%%
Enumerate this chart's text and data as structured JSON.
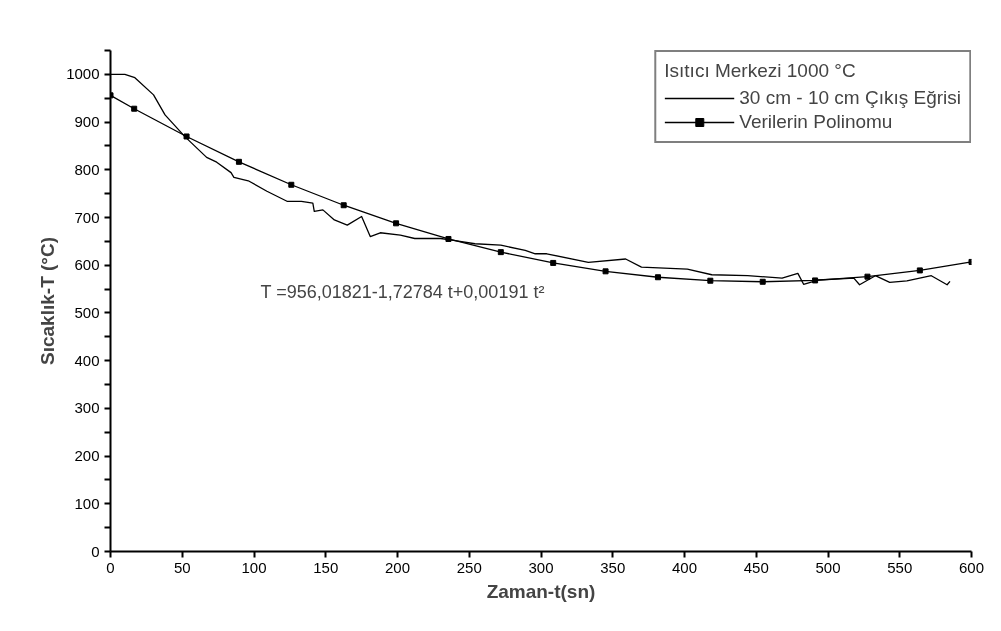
{
  "chart_data": {
    "type": "line",
    "xlabel": "Zaman-t(sn)",
    "ylabel": "Sıcaklık-T (°C)",
    "legend_title": "Isıtıcı Merkezi 1000 °C",
    "legend": "top right",
    "grid": false,
    "annotations": [
      "T =956,01821-1,72784 t+0,00191 t²"
    ],
    "xlim": [
      0,
      600
    ],
    "ylim": [
      0,
      1050
    ],
    "xticks": [
      0,
      50,
      100,
      150,
      200,
      250,
      300,
      350,
      400,
      450,
      500,
      550,
      600
    ],
    "yticks": [
      0,
      {
        "value": 50,
        "label": null
      },
      100,
      {
        "value": 150,
        "label": null
      },
      200,
      {
        "value": 250,
        "label": null
      },
      300,
      {
        "value": 350,
        "label": null
      },
      400,
      {
        "value": 450,
        "label": null
      },
      500,
      {
        "value": 550,
        "label": null
      },
      600,
      {
        "value": 650,
        "label": null
      },
      700,
      {
        "value": 750,
        "label": null
      },
      800,
      {
        "value": 850,
        "label": null
      },
      900,
      {
        "value": 950,
        "label": null
      },
      1000,
      {
        "value": 1050,
        "label": null
      }
    ],
    "series": [
      {
        "name": "30 cm - 10 cm Çıkış Eğrisi",
        "color": "#000000",
        "marker": "none",
        "x": [
          0,
          10,
          17,
          30,
          38,
          52,
          67,
          74,
          84,
          86,
          96,
          109,
          123,
          133,
          141,
          142,
          148,
          156,
          165,
          175,
          181,
          188,
          202,
          212,
          230,
          239,
          254,
          272,
          289,
          296,
          304,
          333,
          359,
          370,
          402,
          419,
          444,
          468,
          479,
          483,
          493,
          518,
          522,
          533,
          543,
          555,
          572,
          583,
          585
        ],
        "values": [
          1000,
          1000,
          993,
          957,
          915,
          869,
          826,
          816,
          794,
          784,
          777,
          755,
          734,
          734,
          730,
          713,
          716,
          695,
          684,
          702,
          660,
          668,
          663,
          656,
          656,
          652,
          645,
          642,
          631,
          624,
          624,
          606,
          613,
          596,
          592,
          580,
          578,
          573,
          583,
          560,
          569,
          573,
          559,
          578,
          564,
          567,
          578,
          559,
          566
        ]
      },
      {
        "name": "Verilerin Polinomu",
        "color": "#000000",
        "marker": "square",
        "x": [
          0,
          16.5,
          53,
          89.5,
          126,
          162.5,
          199,
          235.5,
          272,
          308.5,
          345,
          381.5,
          418,
          454.5,
          491,
          527.5,
          564,
          600
        ],
        "values": [
          956.0,
          928.0,
          869.8,
          816.7,
          768.6,
          725.7,
          687.8,
          655.0,
          627.4,
          604.8,
          587.2,
          574.8,
          567.5,
          565.3,
          568.1,
          576.0,
          589.1,
          606.9
        ]
      }
    ]
  }
}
%%
- _Aim_
Exclude the pictures. Write out the remaining data exactly.

- _Answer to this problem_
Enumerate this chart's text and data as structured JSON.
{
  "chart_data": {
    "type": "line",
    "xlabel": "Zaman-t(sn)",
    "ylabel": "Sıcaklık-T (°C)",
    "legend_title": "Isıtıcı Merkezi 1000 °C",
    "legend": "top right",
    "grid": false,
    "annotations": [
      "T =956,01821-1,72784 t+0,00191 t²"
    ],
    "xlim": [
      0,
      600
    ],
    "ylim": [
      0,
      1050
    ],
    "xticks": [
      0,
      50,
      100,
      150,
      200,
      250,
      300,
      350,
      400,
      450,
      500,
      550,
      600
    ],
    "yticks": [
      0,
      {
        "value": 50,
        "label": null
      },
      100,
      {
        "value": 150,
        "label": null
      },
      200,
      {
        "value": 250,
        "label": null
      },
      300,
      {
        "value": 350,
        "label": null
      },
      400,
      {
        "value": 450,
        "label": null
      },
      500,
      {
        "value": 550,
        "label": null
      },
      600,
      {
        "value": 650,
        "label": null
      },
      700,
      {
        "value": 750,
        "label": null
      },
      800,
      {
        "value": 850,
        "label": null
      },
      900,
      {
        "value": 950,
        "label": null
      },
      1000,
      {
        "value": 1050,
        "label": null
      }
    ],
    "series": [
      {
        "name": "30 cm - 10 cm Çıkış Eğrisi",
        "color": "#000000",
        "marker": "none",
        "x": [
          0,
          10,
          17,
          30,
          38,
          52,
          67,
          74,
          84,
          86,
          96,
          109,
          123,
          133,
          141,
          142,
          148,
          156,
          165,
          175,
          181,
          188,
          202,
          212,
          230,
          239,
          254,
          272,
          289,
          296,
          304,
          333,
          359,
          370,
          402,
          419,
          444,
          468,
          479,
          483,
          493,
          518,
          522,
          533,
          543,
          555,
          572,
          583,
          585
        ],
        "values": [
          1000,
          1000,
          993,
          957,
          915,
          869,
          826,
          816,
          794,
          784,
          777,
          755,
          734,
          734,
          730,
          713,
          716,
          695,
          684,
          702,
          660,
          668,
          663,
          656,
          656,
          652,
          645,
          642,
          631,
          624,
          624,
          606,
          613,
          596,
          592,
          580,
          578,
          573,
          583,
          560,
          569,
          573,
          559,
          578,
          564,
          567,
          578,
          559,
          566
        ]
      },
      {
        "name": "Verilerin Polinomu",
        "color": "#000000",
        "marker": "square",
        "x": [
          0,
          16.5,
          53,
          89.5,
          126,
          162.5,
          199,
          235.5,
          272,
          308.5,
          345,
          381.5,
          418,
          454.5,
          491,
          527.5,
          564,
          600
        ],
        "values": [
          956.0,
          928.0,
          869.8,
          816.7,
          768.6,
          725.7,
          687.8,
          655.0,
          627.4,
          604.8,
          587.2,
          574.8,
          567.5,
          565.3,
          568.1,
          576.0,
          589.1,
          606.9
        ]
      }
    ]
  }
}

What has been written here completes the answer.